start Provided data

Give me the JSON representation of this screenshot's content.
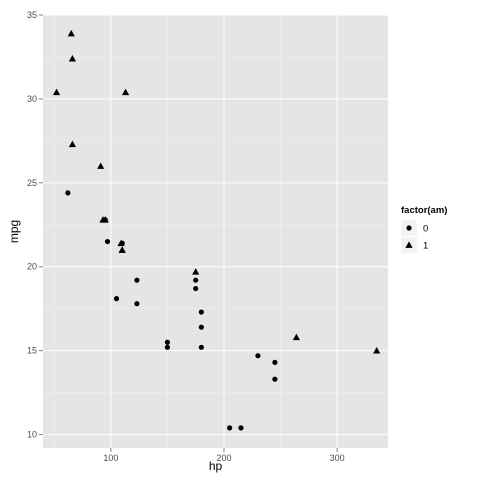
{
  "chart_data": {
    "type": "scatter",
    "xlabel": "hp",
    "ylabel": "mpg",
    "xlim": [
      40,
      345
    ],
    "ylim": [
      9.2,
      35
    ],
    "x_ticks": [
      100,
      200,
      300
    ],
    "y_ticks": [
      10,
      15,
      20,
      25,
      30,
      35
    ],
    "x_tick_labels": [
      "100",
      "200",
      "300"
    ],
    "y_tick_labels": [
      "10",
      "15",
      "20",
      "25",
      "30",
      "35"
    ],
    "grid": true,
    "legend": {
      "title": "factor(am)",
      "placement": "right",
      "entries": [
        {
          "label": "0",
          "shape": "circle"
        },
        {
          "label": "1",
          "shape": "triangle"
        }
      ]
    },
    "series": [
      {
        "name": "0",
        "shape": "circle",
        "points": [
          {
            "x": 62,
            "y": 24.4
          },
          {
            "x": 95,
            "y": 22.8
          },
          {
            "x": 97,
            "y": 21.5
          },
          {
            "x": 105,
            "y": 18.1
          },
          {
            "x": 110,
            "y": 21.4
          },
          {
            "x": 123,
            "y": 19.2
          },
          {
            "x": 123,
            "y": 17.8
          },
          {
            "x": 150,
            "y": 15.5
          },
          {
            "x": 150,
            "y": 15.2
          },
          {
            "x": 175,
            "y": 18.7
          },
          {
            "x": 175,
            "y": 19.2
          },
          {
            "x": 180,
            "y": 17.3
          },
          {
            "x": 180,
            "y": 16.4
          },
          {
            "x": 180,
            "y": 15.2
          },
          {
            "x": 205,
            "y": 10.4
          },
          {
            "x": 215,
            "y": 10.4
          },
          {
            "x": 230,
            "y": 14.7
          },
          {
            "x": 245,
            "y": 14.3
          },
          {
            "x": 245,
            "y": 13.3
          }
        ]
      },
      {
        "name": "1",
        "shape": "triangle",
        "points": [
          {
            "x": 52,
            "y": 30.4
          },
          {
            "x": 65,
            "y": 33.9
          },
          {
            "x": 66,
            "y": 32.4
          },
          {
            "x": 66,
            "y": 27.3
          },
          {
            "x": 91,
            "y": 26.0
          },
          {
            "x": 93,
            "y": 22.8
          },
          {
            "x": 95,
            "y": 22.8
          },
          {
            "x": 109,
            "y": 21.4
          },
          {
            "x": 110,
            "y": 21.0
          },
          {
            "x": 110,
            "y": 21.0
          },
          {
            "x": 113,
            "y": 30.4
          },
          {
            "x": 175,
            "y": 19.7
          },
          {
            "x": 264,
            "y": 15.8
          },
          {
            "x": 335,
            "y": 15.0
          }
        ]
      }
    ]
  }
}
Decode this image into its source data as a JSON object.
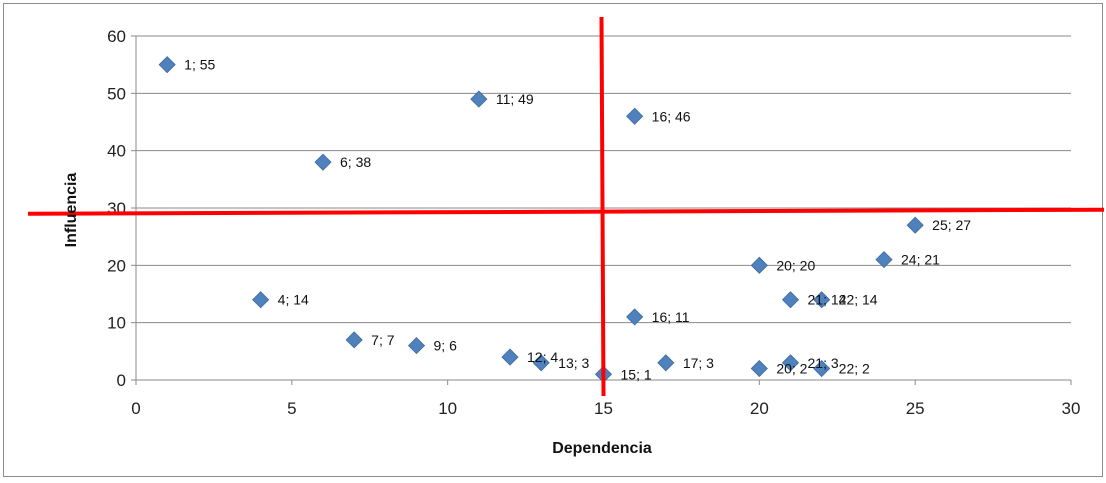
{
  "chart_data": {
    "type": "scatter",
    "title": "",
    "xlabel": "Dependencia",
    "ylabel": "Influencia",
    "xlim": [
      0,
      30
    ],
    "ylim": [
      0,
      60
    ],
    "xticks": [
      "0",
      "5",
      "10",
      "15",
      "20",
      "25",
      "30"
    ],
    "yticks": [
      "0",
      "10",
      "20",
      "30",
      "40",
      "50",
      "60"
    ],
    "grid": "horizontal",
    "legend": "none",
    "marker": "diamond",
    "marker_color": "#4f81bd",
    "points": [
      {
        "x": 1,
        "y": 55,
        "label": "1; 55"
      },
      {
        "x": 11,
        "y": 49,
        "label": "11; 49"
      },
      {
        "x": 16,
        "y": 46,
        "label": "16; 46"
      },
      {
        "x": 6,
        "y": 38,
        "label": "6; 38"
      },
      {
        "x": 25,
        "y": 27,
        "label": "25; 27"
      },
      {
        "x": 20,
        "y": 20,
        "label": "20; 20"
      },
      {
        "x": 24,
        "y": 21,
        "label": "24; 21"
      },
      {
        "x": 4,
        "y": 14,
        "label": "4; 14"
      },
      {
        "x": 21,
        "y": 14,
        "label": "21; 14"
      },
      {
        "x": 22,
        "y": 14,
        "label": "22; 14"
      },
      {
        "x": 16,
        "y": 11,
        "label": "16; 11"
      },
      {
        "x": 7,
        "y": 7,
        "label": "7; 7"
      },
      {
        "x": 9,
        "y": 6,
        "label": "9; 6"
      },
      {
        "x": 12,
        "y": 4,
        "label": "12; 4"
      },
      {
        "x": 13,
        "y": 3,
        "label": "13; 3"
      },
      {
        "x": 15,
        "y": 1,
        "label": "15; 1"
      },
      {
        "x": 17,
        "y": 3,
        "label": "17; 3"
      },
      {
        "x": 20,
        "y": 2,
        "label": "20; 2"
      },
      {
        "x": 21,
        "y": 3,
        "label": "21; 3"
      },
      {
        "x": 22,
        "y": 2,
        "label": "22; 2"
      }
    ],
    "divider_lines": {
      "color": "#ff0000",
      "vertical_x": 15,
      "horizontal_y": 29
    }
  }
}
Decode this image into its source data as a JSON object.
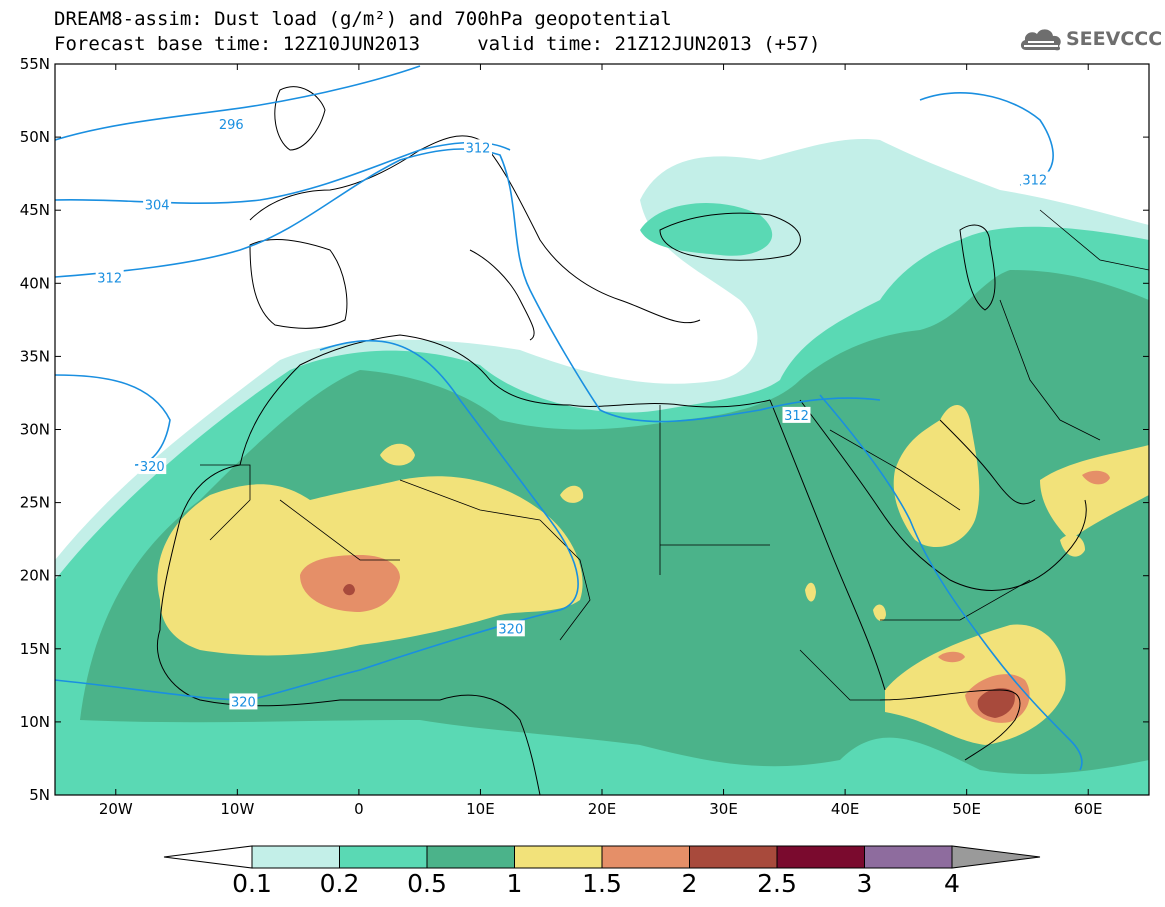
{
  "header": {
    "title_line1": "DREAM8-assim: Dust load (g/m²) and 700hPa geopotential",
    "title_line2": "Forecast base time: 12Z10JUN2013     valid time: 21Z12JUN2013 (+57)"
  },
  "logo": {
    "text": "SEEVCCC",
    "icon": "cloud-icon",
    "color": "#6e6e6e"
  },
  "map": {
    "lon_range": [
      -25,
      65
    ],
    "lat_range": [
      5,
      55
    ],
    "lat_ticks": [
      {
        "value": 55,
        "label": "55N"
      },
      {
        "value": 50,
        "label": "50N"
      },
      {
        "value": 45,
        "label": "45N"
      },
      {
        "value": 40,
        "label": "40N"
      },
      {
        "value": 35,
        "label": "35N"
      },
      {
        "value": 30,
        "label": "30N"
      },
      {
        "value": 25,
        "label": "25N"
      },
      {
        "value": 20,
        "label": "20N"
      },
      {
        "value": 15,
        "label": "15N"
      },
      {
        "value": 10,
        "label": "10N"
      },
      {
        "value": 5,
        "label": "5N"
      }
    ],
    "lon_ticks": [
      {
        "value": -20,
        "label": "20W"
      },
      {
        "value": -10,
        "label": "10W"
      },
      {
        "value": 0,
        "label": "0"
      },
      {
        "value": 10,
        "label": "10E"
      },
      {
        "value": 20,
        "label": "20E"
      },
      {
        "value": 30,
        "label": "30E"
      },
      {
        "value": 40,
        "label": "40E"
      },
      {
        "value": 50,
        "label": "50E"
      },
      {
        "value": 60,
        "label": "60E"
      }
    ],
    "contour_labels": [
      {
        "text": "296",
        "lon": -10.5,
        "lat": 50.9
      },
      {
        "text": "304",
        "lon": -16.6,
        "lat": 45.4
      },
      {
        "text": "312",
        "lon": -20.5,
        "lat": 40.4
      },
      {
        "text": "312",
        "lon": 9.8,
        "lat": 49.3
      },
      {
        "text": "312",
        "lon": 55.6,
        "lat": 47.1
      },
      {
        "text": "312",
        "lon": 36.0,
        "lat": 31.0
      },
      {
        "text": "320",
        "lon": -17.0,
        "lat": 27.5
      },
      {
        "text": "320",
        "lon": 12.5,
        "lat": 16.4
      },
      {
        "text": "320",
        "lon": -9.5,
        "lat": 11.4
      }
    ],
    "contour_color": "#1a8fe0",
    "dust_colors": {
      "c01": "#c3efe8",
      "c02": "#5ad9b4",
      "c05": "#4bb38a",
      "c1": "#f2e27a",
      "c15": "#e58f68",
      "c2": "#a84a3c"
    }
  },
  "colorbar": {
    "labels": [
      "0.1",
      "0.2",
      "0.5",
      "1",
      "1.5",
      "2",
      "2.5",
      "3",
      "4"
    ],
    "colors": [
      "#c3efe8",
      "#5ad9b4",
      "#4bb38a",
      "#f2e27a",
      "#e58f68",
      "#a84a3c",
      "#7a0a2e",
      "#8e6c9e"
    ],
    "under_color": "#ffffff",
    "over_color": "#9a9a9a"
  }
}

end Provided data

Exercise brief » Select every line of the material above holding the word "shape" and copy it.

Finished answer »
          "shape": "circle"
          "shape": "triangle"
        "shape": "circle",
        "shape": "triangle",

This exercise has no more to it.